**What you need to do:**
Set down each record below precisely, skipping the pictures.

- - - - - - -

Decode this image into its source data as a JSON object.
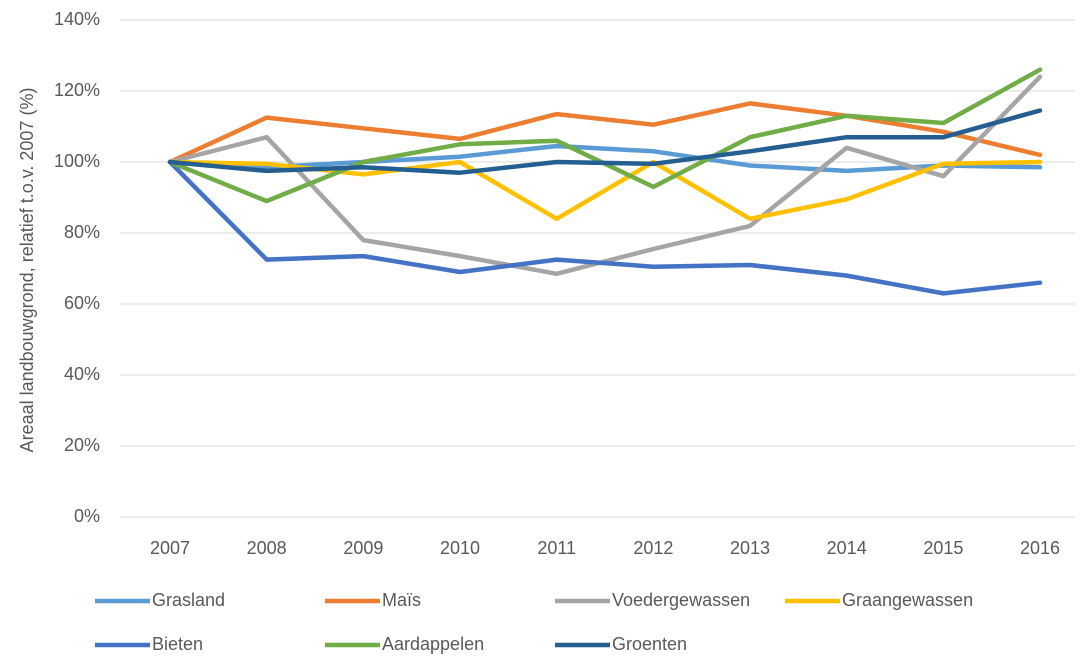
{
  "chart_data": {
    "type": "line",
    "y_label": "Areaal landbouwgrond, relatief t.o.v. 2007 (%)",
    "categories": [
      "2007",
      "2008",
      "2009",
      "2010",
      "2011",
      "2012",
      "2013",
      "2014",
      "2015",
      "2016"
    ],
    "series": [
      {
        "name": "Grasland",
        "color": "#5b9bd5",
        "values": [
          100,
          98.5,
          100,
          101.5,
          104.5,
          103,
          99,
          97.5,
          99,
          98.5
        ]
      },
      {
        "name": "Maïs",
        "color": "#ed7d31",
        "values": [
          100,
          112.5,
          109.5,
          106.5,
          113.5,
          110.5,
          116.5,
          113,
          108.5,
          102
        ]
      },
      {
        "name": "Voedergewassen",
        "color": "#a5a5a5",
        "values": [
          100,
          107,
          78,
          73.5,
          68.5,
          75.5,
          82,
          104,
          96,
          124
        ]
      },
      {
        "name": "Graangewassen",
        "color": "#ffc000",
        "values": [
          100,
          99.5,
          96.5,
          100,
          84,
          100,
          84,
          89.5,
          99.5,
          100
        ]
      },
      {
        "name": "Bieten",
        "color": "#4472c4",
        "values": [
          100,
          72.5,
          73.5,
          69,
          72.5,
          70.5,
          71,
          68,
          63,
          66
        ]
      },
      {
        "name": "Aardappelen",
        "color": "#70ad47",
        "values": [
          100,
          89,
          100,
          105,
          106,
          93,
          107,
          113,
          111,
          126
        ]
      },
      {
        "name": "Groenten",
        "color": "#255e91",
        "values": [
          100,
          97.5,
          98.5,
          97,
          100,
          99.5,
          103,
          107,
          107,
          114.5
        ]
      }
    ],
    "ylim": [
      0,
      140
    ],
    "yticks": [
      {
        "value": 0,
        "label": "0%"
      },
      {
        "value": 20,
        "label": "20%"
      },
      {
        "value": 40,
        "label": "40%"
      },
      {
        "value": 60,
        "label": "60%"
      },
      {
        "value": 80,
        "label": "80%"
      },
      {
        "value": 100,
        "label": "100%"
      },
      {
        "value": 120,
        "label": "120%"
      },
      {
        "value": 140,
        "label": "140%"
      }
    ],
    "grid": true,
    "legend": "bottom"
  }
}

- - - - - - -

**Task response:**
Decode this image into its source data as a JSON object.
{
  "chart_data": {
    "type": "line",
    "y_label": "Areaal landbouwgrond, relatief t.o.v. 2007 (%)",
    "categories": [
      "2007",
      "2008",
      "2009",
      "2010",
      "2011",
      "2012",
      "2013",
      "2014",
      "2015",
      "2016"
    ],
    "series": [
      {
        "name": "Grasland",
        "color": "#5b9bd5",
        "values": [
          100,
          98.5,
          100,
          101.5,
          104.5,
          103,
          99,
          97.5,
          99,
          98.5
        ]
      },
      {
        "name": "Maïs",
        "color": "#ed7d31",
        "values": [
          100,
          112.5,
          109.5,
          106.5,
          113.5,
          110.5,
          116.5,
          113,
          108.5,
          102
        ]
      },
      {
        "name": "Voedergewassen",
        "color": "#a5a5a5",
        "values": [
          100,
          107,
          78,
          73.5,
          68.5,
          75.5,
          82,
          104,
          96,
          124
        ]
      },
      {
        "name": "Graangewassen",
        "color": "#ffc000",
        "values": [
          100,
          99.5,
          96.5,
          100,
          84,
          100,
          84,
          89.5,
          99.5,
          100
        ]
      },
      {
        "name": "Bieten",
        "color": "#4472c4",
        "values": [
          100,
          72.5,
          73.5,
          69,
          72.5,
          70.5,
          71,
          68,
          63,
          66
        ]
      },
      {
        "name": "Aardappelen",
        "color": "#70ad47",
        "values": [
          100,
          89,
          100,
          105,
          106,
          93,
          107,
          113,
          111,
          126
        ]
      },
      {
        "name": "Groenten",
        "color": "#255e91",
        "values": [
          100,
          97.5,
          98.5,
          97,
          100,
          99.5,
          103,
          107,
          107,
          114.5
        ]
      }
    ],
    "ylim": [
      0,
      140
    ],
    "yticks": [
      {
        "value": 0,
        "label": "0%"
      },
      {
        "value": 20,
        "label": "20%"
      },
      {
        "value": 40,
        "label": "40%"
      },
      {
        "value": 60,
        "label": "60%"
      },
      {
        "value": 80,
        "label": "80%"
      },
      {
        "value": 100,
        "label": "100%"
      },
      {
        "value": 120,
        "label": "120%"
      },
      {
        "value": 140,
        "label": "140%"
      }
    ],
    "grid": true,
    "legend": "bottom"
  }
}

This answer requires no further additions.